◆ GIVEN PROBLEM:
Count every line where "iespējas" shows up, and give that number only.
##### SUPPLIED RECORDS #####
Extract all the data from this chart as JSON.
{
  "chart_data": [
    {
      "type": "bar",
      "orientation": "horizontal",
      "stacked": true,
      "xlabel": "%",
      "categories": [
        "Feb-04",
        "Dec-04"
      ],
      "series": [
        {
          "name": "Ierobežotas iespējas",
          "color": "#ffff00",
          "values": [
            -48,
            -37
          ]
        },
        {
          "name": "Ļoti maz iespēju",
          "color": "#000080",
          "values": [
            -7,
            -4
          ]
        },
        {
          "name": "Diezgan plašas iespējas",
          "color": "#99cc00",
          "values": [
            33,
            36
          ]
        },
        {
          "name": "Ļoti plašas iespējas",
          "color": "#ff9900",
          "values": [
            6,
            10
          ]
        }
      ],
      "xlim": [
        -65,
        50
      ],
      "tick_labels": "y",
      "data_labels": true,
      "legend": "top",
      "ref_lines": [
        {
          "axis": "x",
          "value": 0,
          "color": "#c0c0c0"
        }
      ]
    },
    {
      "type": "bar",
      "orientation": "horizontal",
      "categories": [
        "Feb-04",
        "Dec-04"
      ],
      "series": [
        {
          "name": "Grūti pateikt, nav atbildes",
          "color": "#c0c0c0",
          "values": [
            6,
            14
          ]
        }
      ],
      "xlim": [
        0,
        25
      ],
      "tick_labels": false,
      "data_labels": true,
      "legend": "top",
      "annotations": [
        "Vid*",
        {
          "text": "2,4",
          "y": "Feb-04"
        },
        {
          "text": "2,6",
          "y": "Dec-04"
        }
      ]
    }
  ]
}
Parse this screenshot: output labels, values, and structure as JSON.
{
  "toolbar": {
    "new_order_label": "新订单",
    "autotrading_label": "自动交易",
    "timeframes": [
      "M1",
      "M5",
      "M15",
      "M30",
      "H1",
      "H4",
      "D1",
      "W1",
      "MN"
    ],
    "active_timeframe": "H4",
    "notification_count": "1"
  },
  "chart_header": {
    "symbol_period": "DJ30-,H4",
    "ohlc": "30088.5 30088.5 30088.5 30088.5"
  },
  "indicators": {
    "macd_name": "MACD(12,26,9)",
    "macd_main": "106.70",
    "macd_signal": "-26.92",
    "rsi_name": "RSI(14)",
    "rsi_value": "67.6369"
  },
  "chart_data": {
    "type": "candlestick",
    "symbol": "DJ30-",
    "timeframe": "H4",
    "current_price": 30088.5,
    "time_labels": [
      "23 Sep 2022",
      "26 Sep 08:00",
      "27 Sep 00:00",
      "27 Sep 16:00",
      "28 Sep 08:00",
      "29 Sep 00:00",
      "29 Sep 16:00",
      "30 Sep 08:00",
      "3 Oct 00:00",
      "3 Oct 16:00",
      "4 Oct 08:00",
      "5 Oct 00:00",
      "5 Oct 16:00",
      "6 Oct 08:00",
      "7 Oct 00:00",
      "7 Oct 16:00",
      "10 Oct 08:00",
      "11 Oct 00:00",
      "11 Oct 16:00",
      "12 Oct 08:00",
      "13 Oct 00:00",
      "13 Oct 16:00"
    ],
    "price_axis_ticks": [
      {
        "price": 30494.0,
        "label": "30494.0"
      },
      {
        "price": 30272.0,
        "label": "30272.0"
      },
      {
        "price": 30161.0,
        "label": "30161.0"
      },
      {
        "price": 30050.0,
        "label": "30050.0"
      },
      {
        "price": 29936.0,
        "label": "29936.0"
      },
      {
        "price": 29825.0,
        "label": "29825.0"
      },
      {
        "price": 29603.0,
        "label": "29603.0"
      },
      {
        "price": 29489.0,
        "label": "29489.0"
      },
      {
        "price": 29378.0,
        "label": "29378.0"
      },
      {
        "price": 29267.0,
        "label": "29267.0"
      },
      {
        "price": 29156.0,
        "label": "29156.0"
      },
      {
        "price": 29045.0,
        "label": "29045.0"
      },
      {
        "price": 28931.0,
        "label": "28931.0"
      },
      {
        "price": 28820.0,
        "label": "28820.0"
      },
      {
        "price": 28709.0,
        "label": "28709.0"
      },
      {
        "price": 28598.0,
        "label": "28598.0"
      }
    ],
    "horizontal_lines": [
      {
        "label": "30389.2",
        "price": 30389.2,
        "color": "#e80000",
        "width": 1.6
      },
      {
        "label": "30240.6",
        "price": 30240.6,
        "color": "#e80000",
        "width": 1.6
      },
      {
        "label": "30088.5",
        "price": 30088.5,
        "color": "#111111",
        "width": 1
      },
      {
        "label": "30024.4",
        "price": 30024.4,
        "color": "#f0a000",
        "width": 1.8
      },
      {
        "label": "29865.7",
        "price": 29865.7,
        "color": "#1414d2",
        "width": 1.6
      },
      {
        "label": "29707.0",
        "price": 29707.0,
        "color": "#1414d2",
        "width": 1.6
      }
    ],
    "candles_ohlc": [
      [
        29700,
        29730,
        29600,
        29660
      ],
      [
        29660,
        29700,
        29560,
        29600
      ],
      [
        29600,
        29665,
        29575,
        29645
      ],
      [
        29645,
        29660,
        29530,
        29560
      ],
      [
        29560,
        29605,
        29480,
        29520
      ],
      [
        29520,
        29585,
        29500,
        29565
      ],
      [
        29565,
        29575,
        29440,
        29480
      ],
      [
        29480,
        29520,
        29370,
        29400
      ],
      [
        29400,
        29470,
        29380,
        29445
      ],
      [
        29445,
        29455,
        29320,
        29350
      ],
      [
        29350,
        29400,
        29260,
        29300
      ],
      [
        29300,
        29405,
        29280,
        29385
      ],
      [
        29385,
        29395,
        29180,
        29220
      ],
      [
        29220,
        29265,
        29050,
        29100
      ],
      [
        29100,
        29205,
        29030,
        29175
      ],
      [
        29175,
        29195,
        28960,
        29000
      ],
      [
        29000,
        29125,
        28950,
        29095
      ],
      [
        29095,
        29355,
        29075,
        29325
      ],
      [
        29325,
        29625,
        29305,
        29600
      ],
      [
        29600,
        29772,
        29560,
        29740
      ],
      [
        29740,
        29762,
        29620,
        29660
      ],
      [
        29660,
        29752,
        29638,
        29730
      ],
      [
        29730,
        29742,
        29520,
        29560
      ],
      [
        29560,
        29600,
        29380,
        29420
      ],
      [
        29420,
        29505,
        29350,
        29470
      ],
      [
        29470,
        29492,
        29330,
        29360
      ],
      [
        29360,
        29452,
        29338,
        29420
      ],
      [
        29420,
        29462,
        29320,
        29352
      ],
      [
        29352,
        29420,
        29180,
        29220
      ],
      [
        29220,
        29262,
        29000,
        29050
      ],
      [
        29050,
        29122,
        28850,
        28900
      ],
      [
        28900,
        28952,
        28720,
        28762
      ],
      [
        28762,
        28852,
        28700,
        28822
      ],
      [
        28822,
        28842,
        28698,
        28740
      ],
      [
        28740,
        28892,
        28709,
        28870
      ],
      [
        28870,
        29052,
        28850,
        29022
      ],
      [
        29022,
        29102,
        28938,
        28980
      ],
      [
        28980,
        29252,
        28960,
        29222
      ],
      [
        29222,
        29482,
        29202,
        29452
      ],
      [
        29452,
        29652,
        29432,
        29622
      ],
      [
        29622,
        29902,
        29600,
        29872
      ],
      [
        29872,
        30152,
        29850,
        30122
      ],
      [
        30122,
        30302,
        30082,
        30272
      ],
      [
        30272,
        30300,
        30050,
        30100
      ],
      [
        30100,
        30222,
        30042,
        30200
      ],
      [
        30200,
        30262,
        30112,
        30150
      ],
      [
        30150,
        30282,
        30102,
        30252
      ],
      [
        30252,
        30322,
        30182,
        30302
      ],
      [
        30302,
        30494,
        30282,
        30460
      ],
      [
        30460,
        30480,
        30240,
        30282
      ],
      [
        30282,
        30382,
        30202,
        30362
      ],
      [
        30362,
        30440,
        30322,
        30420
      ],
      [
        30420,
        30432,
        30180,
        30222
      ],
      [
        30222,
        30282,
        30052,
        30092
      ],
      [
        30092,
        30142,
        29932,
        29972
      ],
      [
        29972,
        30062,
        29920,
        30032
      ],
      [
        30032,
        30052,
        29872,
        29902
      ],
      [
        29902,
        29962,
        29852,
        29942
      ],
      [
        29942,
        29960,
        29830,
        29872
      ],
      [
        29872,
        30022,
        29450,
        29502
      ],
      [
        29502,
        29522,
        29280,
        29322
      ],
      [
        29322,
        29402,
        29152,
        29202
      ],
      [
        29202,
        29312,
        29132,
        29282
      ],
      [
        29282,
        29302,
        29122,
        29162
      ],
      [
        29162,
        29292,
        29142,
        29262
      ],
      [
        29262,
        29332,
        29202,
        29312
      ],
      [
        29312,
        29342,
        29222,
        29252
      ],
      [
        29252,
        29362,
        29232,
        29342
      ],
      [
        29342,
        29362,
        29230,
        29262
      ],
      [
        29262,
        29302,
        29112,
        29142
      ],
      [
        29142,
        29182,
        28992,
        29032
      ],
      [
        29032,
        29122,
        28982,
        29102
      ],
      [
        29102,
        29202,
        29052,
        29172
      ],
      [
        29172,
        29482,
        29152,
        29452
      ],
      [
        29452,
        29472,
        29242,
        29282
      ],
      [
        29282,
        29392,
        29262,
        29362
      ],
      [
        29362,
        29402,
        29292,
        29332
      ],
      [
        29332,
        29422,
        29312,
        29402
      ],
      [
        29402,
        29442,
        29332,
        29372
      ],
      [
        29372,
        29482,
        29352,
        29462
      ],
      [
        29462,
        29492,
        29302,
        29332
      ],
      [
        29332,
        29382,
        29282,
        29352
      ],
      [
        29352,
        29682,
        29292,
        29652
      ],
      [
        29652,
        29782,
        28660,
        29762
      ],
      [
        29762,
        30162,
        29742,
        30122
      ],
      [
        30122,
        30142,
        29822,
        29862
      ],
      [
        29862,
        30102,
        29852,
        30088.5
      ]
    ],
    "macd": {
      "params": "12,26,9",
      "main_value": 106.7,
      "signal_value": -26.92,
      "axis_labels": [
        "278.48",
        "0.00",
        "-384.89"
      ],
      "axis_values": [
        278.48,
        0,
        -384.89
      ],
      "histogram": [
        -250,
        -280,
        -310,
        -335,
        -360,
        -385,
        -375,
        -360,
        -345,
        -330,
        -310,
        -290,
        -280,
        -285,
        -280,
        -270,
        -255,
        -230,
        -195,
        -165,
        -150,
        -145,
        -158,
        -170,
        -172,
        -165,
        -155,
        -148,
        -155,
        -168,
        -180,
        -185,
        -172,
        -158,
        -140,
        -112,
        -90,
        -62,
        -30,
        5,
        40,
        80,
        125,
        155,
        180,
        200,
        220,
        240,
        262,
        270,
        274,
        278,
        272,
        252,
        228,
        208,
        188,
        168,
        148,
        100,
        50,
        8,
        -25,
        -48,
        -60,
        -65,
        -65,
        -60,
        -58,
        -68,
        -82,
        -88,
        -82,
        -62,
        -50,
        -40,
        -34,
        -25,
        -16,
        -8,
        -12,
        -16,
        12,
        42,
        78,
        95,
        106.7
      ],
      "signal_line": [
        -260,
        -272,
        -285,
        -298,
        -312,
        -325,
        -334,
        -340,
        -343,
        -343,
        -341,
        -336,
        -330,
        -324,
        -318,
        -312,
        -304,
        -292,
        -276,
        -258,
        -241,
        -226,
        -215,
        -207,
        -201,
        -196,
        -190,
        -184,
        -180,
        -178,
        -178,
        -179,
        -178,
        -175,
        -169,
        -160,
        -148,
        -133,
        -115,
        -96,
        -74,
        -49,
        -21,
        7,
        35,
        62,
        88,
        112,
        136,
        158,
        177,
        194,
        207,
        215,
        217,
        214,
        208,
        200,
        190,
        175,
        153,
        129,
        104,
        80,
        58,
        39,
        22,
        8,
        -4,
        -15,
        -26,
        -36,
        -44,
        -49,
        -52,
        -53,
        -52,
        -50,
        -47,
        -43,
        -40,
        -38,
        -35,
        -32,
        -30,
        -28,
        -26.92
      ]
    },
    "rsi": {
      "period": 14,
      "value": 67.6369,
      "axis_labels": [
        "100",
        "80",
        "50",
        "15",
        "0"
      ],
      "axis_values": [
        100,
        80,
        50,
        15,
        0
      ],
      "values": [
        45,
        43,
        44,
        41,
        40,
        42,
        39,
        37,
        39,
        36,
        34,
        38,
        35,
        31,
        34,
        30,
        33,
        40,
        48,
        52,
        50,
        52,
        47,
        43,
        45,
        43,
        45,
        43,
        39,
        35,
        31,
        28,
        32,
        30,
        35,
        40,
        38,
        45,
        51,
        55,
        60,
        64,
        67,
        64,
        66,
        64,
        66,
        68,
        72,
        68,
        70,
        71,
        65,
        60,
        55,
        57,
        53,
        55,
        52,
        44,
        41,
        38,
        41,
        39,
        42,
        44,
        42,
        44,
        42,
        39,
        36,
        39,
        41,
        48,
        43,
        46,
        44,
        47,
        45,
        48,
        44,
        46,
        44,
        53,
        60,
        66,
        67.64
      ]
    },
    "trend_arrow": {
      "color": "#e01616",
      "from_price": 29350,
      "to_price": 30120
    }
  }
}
#####
◆ ANSWER FOR THIS EXERCISE:
3